#### Entries:
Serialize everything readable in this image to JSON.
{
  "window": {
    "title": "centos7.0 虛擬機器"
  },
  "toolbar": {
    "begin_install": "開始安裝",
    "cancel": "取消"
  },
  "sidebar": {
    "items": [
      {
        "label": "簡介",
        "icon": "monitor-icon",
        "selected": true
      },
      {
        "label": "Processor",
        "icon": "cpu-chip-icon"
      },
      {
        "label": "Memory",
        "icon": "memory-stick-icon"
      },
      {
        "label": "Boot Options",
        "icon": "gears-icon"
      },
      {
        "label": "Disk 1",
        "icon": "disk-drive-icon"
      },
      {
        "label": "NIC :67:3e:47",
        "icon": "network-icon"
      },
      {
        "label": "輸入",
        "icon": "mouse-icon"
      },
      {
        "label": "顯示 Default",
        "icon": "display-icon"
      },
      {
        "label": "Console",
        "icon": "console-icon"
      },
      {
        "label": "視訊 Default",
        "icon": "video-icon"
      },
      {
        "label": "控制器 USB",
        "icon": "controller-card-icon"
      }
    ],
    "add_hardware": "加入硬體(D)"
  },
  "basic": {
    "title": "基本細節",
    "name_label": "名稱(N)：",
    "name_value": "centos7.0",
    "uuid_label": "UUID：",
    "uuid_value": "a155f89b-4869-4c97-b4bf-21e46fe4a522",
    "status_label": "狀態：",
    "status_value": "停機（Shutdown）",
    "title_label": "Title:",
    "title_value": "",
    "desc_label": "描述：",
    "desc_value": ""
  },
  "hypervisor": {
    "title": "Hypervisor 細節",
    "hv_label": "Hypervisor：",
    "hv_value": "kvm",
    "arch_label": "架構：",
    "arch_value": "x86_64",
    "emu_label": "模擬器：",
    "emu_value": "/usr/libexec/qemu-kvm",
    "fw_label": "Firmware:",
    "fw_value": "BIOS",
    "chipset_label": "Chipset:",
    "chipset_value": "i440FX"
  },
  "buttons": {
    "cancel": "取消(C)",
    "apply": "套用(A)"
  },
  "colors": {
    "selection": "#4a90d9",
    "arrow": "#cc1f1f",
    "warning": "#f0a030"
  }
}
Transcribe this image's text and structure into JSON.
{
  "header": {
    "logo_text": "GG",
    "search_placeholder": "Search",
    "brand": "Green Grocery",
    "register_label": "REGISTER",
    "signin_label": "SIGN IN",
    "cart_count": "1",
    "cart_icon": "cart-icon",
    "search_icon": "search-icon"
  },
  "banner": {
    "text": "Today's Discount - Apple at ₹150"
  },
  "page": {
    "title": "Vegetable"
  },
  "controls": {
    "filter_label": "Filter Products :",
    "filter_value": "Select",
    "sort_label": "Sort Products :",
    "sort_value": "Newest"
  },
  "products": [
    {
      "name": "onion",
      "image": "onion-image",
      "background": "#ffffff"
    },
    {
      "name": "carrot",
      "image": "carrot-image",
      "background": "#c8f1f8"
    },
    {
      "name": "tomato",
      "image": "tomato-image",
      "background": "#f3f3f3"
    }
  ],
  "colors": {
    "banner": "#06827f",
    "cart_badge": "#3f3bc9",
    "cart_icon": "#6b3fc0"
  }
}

#### Directions for this task:
Word for word, quote the lines from the line containing "Transcribe this image's" through the end of the material, both included, and nothing else.

#### Exercise result:
Transcribe this image's text and structure into JSON.
{
  "header": {
    "logo_text": "GG",
    "search_placeholder": "Search",
    "brand": "Green Grocery",
    "register_label": "REGISTER",
    "signin_label": "SIGN IN",
    "cart_count": "1",
    "cart_icon": "cart-icon",
    "search_icon": "search-icon"
  },
  "banner": {
    "text": "Today's Discount - Apple at ₹150"
  },
  "page": {
    "title": "Vegetable"
  },
  "controls": {
    "filter_label": "Filter Products :",
    "filter_value": "Select",
    "sort_label": "Sort Products :",
    "sort_value": "Newest"
  },
  "products": [
    {
      "name": "onion",
      "image": "onion-image",
      "background": "#ffffff"
    },
    {
      "name": "carrot",
      "image": "carrot-image",
      "background": "#c8f1f8"
    },
    {
      "name": "tomato",
      "image": "tomato-image",
      "background": "#f3f3f3"
    }
  ],
  "colors": {
    "banner": "#06827f",
    "cart_badge": "#3f3bc9",
    "cart_icon": "#6b3fc0"
  }
}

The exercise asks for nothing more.